Work out how many lines in the listing below include the word "switch". Give nothing but the number.

-- Begin GIVEN INFORMATION --

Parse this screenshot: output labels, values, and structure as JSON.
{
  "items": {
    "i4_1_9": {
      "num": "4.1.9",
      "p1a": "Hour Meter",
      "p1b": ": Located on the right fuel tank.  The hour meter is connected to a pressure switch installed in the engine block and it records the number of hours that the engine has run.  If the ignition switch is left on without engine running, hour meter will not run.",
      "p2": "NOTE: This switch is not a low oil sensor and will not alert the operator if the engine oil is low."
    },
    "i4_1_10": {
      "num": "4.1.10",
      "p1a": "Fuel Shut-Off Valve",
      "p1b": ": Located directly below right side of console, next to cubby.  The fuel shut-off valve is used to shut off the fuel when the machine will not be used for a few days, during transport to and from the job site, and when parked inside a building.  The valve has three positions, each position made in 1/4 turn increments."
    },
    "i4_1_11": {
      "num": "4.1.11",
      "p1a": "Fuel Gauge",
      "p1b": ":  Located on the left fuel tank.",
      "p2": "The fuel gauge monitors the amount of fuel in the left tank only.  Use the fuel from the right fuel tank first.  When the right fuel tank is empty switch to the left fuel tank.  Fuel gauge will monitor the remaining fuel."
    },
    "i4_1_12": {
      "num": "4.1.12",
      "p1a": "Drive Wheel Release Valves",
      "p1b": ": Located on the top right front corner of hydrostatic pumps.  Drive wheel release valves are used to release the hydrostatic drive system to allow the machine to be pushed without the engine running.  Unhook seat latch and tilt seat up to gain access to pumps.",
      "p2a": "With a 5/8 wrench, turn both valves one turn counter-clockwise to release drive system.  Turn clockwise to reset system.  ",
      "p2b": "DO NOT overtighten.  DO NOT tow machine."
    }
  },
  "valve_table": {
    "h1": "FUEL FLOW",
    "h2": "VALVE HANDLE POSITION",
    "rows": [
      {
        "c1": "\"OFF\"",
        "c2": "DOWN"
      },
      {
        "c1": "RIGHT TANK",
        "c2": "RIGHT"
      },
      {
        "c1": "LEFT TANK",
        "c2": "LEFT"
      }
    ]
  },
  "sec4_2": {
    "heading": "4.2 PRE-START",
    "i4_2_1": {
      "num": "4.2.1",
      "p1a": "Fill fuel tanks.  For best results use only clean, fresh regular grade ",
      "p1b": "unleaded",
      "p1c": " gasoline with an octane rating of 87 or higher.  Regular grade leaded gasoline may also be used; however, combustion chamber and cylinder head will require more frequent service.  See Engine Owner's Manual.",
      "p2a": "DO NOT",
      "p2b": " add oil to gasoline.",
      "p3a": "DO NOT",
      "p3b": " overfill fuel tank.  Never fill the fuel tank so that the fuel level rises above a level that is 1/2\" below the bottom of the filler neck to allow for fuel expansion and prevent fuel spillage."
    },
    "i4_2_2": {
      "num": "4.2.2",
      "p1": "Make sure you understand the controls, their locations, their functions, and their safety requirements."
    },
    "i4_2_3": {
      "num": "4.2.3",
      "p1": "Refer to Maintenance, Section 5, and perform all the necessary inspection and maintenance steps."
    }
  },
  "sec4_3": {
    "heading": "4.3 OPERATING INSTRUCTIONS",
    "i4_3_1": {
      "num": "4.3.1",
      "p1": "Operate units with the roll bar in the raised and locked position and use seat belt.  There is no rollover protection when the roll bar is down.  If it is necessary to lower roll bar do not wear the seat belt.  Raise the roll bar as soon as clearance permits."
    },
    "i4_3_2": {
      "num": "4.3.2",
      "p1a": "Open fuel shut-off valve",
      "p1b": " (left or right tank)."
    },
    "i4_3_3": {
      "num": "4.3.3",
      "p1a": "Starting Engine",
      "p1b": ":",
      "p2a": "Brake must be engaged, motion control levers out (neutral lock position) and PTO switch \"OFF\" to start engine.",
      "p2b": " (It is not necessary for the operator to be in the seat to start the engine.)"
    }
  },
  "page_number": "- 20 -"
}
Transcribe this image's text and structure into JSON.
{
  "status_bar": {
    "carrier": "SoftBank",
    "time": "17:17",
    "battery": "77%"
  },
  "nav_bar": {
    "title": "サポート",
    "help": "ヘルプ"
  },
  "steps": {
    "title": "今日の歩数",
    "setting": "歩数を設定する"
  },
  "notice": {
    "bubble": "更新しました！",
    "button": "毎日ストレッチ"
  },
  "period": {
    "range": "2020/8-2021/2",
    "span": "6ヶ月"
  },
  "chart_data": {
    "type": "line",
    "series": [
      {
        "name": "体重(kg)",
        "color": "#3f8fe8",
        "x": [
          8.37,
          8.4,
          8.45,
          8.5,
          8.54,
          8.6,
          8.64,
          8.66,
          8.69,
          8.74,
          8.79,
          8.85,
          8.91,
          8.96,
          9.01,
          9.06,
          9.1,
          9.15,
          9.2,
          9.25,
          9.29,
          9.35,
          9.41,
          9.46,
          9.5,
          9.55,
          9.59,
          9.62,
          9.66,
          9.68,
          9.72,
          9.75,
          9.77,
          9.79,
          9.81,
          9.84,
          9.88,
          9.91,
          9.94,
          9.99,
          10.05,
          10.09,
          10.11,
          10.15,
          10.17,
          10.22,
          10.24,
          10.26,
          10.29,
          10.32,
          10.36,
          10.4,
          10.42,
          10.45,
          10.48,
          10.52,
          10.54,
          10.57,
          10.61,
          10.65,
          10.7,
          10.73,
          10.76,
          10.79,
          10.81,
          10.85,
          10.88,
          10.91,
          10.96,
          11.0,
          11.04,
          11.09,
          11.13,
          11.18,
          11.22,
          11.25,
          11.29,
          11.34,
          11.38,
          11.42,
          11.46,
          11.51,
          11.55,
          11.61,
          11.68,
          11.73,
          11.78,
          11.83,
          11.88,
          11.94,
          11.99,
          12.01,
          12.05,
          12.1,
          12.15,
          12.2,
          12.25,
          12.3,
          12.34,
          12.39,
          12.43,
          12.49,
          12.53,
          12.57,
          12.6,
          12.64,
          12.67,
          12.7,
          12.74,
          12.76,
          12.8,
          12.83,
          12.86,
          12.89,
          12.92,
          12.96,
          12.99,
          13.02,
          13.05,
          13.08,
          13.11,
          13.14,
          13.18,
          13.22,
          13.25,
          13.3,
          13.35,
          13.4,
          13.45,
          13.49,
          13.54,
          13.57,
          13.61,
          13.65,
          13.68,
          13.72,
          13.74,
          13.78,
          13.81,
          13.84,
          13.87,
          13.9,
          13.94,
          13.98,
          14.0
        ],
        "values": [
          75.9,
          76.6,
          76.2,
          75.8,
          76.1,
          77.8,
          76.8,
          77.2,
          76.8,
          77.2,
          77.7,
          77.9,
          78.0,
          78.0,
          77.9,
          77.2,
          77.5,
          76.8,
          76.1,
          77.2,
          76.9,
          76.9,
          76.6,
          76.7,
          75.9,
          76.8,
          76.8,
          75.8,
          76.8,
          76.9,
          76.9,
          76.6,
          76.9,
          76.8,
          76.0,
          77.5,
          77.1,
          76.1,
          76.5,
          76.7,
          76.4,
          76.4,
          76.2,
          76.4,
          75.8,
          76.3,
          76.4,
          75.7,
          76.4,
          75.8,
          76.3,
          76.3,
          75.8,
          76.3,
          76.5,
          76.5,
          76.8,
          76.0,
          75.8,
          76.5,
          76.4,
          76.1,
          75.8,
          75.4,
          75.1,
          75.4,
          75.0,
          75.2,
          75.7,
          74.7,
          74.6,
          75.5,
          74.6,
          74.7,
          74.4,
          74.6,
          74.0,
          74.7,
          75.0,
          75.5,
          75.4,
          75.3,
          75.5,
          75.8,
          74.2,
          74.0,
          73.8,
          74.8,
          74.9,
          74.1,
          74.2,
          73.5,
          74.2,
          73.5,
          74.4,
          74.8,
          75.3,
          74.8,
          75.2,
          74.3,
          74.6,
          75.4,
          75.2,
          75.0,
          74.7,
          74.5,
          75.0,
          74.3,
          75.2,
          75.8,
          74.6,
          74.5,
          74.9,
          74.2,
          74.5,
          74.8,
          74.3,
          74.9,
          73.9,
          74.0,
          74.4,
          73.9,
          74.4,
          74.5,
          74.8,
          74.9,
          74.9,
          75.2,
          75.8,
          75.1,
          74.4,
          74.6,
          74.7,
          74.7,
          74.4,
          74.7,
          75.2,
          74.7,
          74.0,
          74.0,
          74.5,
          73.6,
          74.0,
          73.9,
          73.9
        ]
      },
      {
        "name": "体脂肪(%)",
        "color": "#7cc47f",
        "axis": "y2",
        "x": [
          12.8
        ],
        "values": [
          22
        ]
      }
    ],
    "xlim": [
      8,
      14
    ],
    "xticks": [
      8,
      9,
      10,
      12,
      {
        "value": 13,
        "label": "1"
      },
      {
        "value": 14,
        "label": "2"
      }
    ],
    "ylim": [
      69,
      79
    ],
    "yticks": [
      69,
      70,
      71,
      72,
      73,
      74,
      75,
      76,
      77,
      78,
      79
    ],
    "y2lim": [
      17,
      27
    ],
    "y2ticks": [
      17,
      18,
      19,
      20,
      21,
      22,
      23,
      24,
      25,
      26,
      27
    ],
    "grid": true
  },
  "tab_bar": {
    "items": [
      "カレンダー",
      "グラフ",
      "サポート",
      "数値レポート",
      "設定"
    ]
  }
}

-- End GIVEN INFORMATION --

> RESPONSE BELOW: 4